**What is expected:**
Work through the entries below and report how many lines include "바랍니다". The number alone is the answer.

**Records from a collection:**
☆ ☆ ☆ ☆ ☆

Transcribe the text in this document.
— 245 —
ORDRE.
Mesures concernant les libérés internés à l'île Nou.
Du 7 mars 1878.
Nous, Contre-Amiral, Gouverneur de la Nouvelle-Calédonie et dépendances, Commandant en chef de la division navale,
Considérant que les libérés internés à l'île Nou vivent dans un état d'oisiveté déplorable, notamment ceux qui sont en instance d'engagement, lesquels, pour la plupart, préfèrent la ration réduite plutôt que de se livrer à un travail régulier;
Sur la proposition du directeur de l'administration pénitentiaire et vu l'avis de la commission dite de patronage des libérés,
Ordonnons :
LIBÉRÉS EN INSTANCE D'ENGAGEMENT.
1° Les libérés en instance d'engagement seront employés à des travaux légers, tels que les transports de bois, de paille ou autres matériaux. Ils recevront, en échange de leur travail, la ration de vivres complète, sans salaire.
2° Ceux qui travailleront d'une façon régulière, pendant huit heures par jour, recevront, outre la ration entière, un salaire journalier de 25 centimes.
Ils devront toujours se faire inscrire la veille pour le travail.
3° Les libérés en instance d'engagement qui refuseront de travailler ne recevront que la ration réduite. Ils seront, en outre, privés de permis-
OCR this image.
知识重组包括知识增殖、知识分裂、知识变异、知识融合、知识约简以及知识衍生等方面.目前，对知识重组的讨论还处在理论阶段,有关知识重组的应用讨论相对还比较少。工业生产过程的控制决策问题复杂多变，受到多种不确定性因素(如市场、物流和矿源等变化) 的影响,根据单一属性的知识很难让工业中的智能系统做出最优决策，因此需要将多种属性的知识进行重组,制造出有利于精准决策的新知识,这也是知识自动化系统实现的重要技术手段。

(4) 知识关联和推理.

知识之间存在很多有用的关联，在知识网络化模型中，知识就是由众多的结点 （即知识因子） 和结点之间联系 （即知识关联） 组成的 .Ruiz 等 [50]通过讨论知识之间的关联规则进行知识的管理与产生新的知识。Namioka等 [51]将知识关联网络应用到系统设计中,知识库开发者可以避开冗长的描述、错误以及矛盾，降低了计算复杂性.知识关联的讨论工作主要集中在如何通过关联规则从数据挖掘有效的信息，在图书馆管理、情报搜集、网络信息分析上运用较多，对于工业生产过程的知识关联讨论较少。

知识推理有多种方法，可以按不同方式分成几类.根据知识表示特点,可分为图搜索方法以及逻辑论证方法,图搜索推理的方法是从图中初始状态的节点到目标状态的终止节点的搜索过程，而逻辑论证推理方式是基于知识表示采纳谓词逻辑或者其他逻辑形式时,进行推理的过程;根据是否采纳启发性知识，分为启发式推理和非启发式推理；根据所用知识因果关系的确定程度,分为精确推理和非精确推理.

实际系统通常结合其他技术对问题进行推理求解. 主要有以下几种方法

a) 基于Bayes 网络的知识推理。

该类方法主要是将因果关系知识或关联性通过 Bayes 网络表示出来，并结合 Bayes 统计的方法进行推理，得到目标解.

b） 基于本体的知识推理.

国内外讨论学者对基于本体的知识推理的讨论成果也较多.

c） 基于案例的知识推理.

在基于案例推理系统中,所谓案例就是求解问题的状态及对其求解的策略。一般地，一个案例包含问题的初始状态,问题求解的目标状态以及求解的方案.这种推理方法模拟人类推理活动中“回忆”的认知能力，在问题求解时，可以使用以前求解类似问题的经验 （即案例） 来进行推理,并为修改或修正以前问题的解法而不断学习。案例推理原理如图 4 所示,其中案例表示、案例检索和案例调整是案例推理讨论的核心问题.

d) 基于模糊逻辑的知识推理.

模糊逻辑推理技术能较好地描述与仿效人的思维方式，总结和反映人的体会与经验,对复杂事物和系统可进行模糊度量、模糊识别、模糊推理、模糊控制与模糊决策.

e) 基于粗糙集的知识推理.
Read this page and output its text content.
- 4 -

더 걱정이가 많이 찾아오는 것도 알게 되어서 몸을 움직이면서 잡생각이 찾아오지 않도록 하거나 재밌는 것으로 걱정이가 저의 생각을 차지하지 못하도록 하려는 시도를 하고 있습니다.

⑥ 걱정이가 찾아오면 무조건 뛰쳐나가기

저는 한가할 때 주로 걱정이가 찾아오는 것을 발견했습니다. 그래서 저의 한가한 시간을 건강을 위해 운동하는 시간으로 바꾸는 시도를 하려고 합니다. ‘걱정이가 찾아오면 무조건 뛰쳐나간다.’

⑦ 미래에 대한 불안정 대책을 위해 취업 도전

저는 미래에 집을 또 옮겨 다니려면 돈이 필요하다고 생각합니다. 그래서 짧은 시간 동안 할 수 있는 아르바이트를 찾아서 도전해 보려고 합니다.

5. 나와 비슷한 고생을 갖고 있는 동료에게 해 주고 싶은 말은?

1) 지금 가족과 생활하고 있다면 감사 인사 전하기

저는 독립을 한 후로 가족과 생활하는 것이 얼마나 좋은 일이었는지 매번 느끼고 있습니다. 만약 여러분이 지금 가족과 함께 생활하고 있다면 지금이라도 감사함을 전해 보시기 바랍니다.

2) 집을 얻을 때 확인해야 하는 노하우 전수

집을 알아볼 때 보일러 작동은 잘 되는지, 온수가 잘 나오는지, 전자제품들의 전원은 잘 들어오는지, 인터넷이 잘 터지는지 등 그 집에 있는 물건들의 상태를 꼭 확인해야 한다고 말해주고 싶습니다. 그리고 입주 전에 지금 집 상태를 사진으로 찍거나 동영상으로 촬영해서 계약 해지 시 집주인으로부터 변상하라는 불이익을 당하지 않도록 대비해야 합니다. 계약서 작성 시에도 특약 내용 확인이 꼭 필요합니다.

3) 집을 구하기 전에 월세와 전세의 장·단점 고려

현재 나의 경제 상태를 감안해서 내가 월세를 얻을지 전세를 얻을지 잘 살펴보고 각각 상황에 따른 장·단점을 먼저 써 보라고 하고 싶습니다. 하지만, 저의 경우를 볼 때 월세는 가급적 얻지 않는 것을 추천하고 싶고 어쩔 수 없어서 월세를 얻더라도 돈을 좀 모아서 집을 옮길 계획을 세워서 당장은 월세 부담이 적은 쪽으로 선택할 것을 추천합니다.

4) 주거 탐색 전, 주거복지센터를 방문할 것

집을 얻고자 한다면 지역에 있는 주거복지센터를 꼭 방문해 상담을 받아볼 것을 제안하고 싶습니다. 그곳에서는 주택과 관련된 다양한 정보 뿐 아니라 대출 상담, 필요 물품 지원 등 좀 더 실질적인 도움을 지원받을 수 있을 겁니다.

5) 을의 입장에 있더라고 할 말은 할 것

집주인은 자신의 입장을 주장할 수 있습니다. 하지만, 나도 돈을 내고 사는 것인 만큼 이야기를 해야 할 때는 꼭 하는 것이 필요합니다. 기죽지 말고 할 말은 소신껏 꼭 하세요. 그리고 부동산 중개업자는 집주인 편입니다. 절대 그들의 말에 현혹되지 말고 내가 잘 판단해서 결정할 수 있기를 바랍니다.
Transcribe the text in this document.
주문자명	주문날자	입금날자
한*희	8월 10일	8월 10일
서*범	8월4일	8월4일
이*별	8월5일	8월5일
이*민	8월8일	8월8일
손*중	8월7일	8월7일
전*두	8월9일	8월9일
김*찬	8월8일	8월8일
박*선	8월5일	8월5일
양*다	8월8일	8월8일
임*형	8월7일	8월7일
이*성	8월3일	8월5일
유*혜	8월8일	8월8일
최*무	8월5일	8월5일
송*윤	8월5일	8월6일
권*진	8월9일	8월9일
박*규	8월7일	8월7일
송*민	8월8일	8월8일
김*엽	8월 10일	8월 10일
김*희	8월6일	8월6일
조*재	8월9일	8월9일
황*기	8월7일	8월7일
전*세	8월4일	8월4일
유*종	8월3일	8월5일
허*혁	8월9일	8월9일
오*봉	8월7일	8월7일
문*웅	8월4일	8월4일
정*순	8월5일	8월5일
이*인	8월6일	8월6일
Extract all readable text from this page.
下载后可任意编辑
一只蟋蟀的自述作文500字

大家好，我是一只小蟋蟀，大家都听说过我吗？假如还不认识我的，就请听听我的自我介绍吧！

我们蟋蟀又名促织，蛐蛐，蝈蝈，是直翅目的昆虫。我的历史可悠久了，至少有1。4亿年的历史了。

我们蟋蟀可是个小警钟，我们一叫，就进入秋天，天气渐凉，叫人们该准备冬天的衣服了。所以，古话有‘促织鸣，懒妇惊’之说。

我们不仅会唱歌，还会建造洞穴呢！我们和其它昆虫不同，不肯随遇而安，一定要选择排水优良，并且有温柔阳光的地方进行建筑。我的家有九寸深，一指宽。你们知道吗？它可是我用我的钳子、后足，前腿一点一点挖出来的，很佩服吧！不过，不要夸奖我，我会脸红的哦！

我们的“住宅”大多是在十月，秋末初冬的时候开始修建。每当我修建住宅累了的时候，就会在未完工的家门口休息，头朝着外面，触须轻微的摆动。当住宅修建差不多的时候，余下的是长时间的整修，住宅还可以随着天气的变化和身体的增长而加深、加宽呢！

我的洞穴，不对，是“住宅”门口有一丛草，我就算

☆ ☆ ☆ ☆ ☆

**The response:**
2